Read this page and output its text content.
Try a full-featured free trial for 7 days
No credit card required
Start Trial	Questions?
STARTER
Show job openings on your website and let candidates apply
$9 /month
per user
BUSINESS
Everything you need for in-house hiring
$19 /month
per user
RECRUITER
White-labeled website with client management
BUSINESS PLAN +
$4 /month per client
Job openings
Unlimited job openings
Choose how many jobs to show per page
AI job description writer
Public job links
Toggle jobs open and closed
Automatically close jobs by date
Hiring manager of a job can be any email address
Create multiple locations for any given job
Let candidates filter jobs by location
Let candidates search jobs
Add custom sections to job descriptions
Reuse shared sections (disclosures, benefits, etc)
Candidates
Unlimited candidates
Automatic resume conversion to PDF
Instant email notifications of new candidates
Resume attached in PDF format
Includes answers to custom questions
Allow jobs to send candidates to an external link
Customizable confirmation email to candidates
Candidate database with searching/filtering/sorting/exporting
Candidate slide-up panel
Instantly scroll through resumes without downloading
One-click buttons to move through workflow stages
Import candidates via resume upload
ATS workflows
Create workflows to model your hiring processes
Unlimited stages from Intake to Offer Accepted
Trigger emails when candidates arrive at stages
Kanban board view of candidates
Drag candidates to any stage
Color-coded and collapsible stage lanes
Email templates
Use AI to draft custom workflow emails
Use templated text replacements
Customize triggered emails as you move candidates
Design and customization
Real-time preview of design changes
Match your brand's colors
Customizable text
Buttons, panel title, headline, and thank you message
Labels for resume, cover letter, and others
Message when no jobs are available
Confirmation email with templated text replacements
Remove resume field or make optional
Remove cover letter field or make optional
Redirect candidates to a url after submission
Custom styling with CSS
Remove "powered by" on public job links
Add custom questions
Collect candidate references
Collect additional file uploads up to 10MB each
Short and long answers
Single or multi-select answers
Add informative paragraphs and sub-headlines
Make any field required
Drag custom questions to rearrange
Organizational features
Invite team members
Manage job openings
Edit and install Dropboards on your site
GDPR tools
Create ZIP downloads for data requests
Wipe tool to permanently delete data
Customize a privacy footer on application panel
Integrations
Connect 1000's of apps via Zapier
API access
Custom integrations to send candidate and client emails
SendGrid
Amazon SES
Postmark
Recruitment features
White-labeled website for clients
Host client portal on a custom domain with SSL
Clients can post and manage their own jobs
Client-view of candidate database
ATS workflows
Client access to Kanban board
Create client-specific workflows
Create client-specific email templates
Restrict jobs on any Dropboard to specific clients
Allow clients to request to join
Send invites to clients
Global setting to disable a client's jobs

• • • • • • •

• [Prompt] Identify and copy the lines holding the word "replacements".

• [Answer to this problem]
Use templated text replacements
Confirmation email with templated text replacements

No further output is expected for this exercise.